# Dataset records
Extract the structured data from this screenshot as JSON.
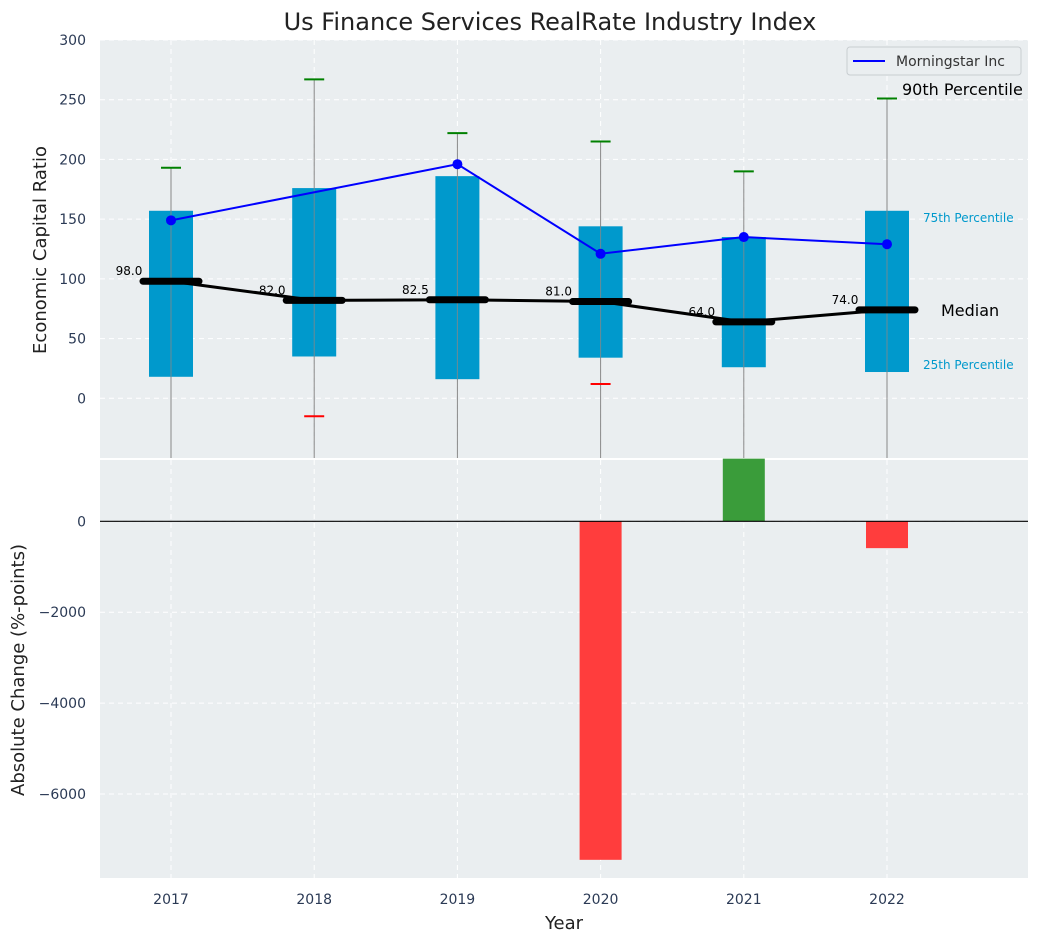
{
  "chart_data": [
    {
      "type": "box",
      "title": "Us Finance Services RealRate Industry Index",
      "xlabel": "",
      "ylabel": "Economic Capital Ratio",
      "ylim": [
        -50,
        300
      ],
      "yticks": [
        0,
        50,
        100,
        150,
        200,
        250,
        300
      ],
      "categories": [
        "2017",
        "2018",
        "2019",
        "2020",
        "2021",
        "2022"
      ],
      "percentile_25": [
        18,
        35,
        16,
        34,
        26,
        22
      ],
      "percentile_75": [
        157,
        176,
        186,
        144,
        135,
        157
      ],
      "median": [
        98.0,
        82.0,
        82.5,
        81.0,
        64.0,
        74.0
      ],
      "median_labels": [
        "98.0",
        "82.0",
        "82.5",
        "81.0",
        "64.0",
        "74.0"
      ],
      "percentile_90": [
        193,
        267,
        222,
        215,
        190,
        251
      ],
      "percentile_10": [
        null,
        -15,
        null,
        12,
        null,
        null
      ],
      "series": [
        {
          "name": "Morningstar Inc",
          "values": [
            149,
            null,
            196,
            121,
            135,
            129
          ],
          "color": "#0000ff"
        }
      ],
      "legend": "Morningstar Inc",
      "legend_position": "top-right",
      "annotations": {
        "p90": "90th Percentile",
        "p75": "75th Percentile",
        "median": "Median",
        "p25": "25th Percentile"
      },
      "colors": {
        "box": "#0099cc",
        "median": "#000000",
        "p90_cap": "#008000",
        "p10_cap": "#ff0000",
        "whisker": "#888888",
        "bg": "#eaeef0"
      }
    },
    {
      "type": "bar",
      "xlabel": "Year",
      "ylabel": "Absolute Change (%-points)",
      "ylim": [
        -7850,
        1350
      ],
      "yticks": [
        0,
        -2000,
        -4000,
        -6000
      ],
      "ytick_labels": [
        "0",
        "−2000",
        "−4000",
        "−6000"
      ],
      "categories": [
        "2017",
        "2018",
        "2019",
        "2020",
        "2021",
        "2022"
      ],
      "values": [
        null,
        null,
        null,
        -7450,
        1380,
        -590
      ],
      "colors": {
        "positive": "#3a9c3a",
        "negative": "#ff3d3d"
      }
    }
  ]
}
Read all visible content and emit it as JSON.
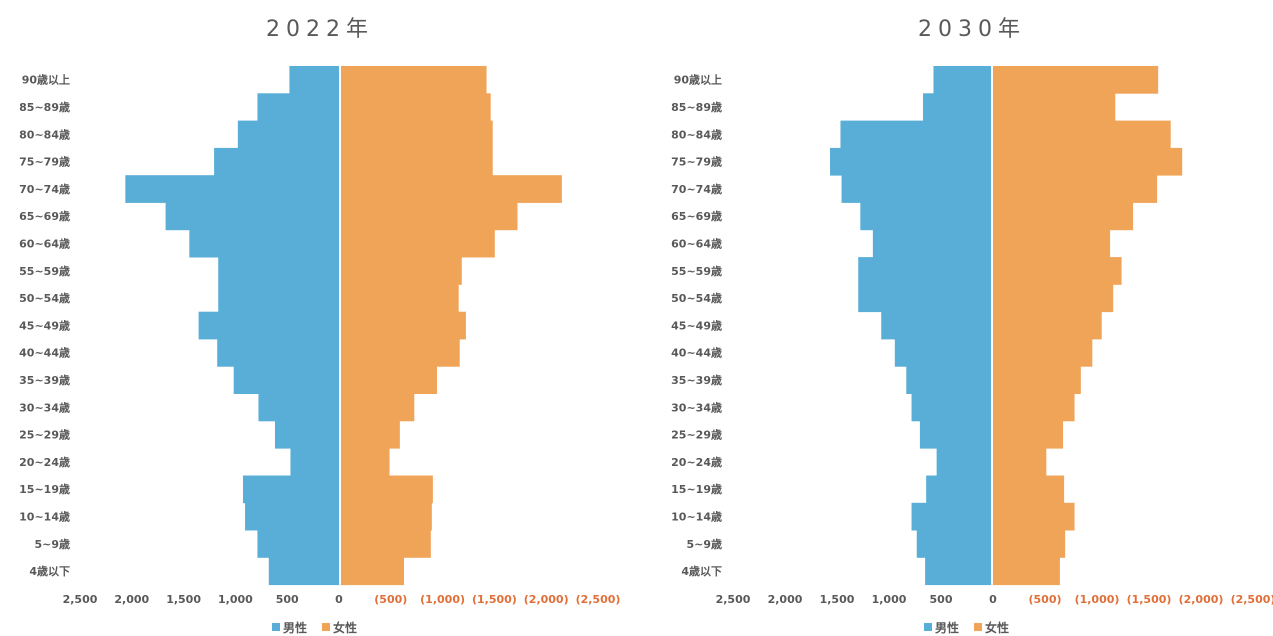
{
  "colors": {
    "male": "#58aed6",
    "female": "#f0a458",
    "tick_neg": "#e0703a",
    "text": "#595959"
  },
  "legend": {
    "male": "男性",
    "female": "女性"
  },
  "chart_data": [
    {
      "type": "bar",
      "orientation": "horizontal-diverging",
      "title": "2022年",
      "categories": [
        "90歳以上",
        "85~89歳",
        "80~84歳",
        "75~79歳",
        "70~74歳",
        "65~69歳",
        "60~64歳",
        "55~59歳",
        "50~54歳",
        "45~49歳",
        "40~44歳",
        "35~39歳",
        "30~34歳",
        "25~29歳",
        "20~24歳",
        "15~19歳",
        "10~14歳",
        "5~9歳",
        "4歳以下"
      ],
      "series": [
        {
          "name": "男性",
          "values": [
            490,
            800,
            990,
            1220,
            2080,
            1690,
            1460,
            1180,
            1180,
            1370,
            1190,
            1030,
            790,
            630,
            480,
            940,
            920,
            800,
            690
          ]
        },
        {
          "name": "女性",
          "values": [
            1420,
            1460,
            1480,
            1480,
            2150,
            1720,
            1500,
            1180,
            1150,
            1220,
            1160,
            940,
            720,
            580,
            480,
            900,
            890,
            880,
            620
          ]
        }
      ],
      "x_tick_labels": [
        "2,500",
        "2,000",
        "1,500",
        "1,000",
        "500",
        "0",
        "(500)",
        "(1,000)",
        "(1,500)",
        "(2,000)",
        "(2,500)"
      ],
      "xlim": [
        -2500,
        2500
      ]
    },
    {
      "type": "bar",
      "orientation": "horizontal-diverging",
      "title": "2030年",
      "categories": [
        "90歳以上",
        "85~89歳",
        "80~84歳",
        "75~79歳",
        "70~74歳",
        "65~69歳",
        "60~64歳",
        "55~59歳",
        "50~54歳",
        "45~49歳",
        "40~44歳",
        "35~39歳",
        "30~34歳",
        "25~29歳",
        "20~24歳",
        "15~19歳",
        "10~14歳",
        "5~9歳",
        "4歳以下"
      ],
      "series": [
        {
          "name": "男性",
          "values": [
            560,
            660,
            1450,
            1550,
            1440,
            1260,
            1140,
            1280,
            1280,
            1060,
            930,
            820,
            770,
            690,
            530,
            630,
            770,
            720,
            640
          ]
        },
        {
          "name": "女性",
          "values": [
            1590,
            1180,
            1710,
            1820,
            1580,
            1350,
            1130,
            1240,
            1160,
            1050,
            960,
            850,
            790,
            680,
            520,
            690,
            790,
            700,
            650
          ]
        }
      ],
      "x_tick_labels": [
        "2,500",
        "2,000",
        "1,500",
        "1,000",
        "500",
        "0",
        "(500)",
        "(1,000)",
        "(1,500)",
        "(2,000)",
        "(2,500)"
      ],
      "xlim": [
        -2500,
        2500
      ]
    }
  ]
}
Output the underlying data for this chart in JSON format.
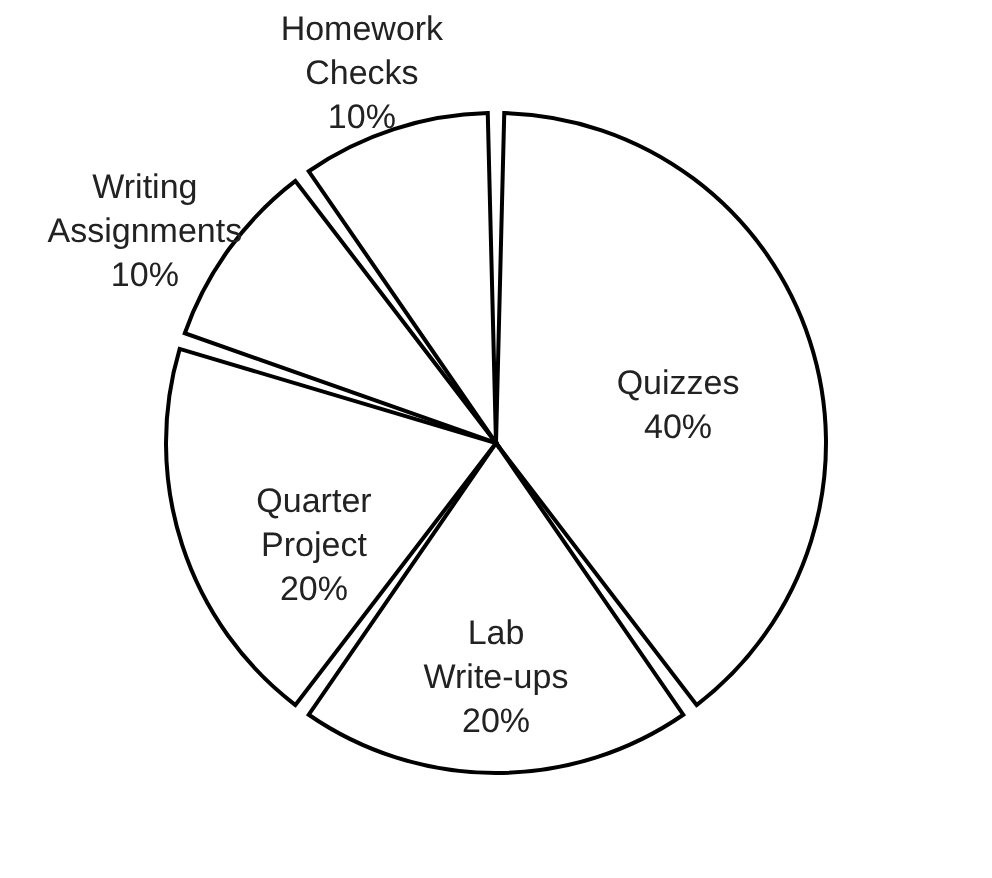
{
  "chart_data": {
    "type": "pie",
    "categories": [
      "Quizzes",
      "Lab Write-ups",
      "Quarter Project",
      "Writing Assignments",
      "Homework Checks"
    ],
    "values": [
      40,
      20,
      20,
      10,
      10
    ],
    "value_labels": [
      "40%",
      "20%",
      "20%",
      "10%",
      "10%"
    ],
    "colors": [
      "#ffffff",
      "#ffffff",
      "#ffffff",
      "#ffffff",
      "#ffffff"
    ],
    "legend": false
  }
}
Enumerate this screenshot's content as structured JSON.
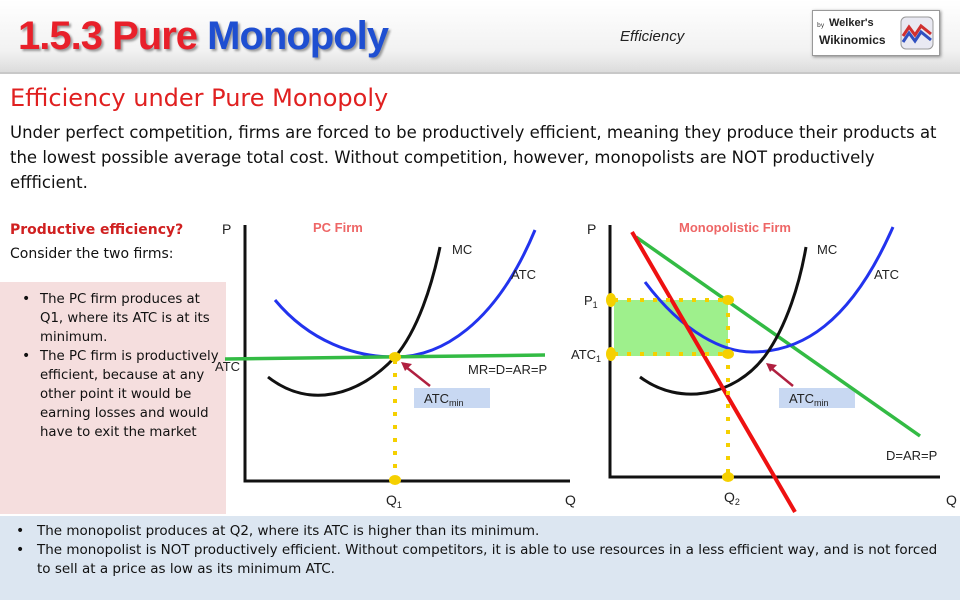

# Task statement
Search the entries for the string "content" and collect each line that has it.

# Answer in full
Read all visible content and emit it as JSON.
Enumerate this screenshot's content as structured JSON.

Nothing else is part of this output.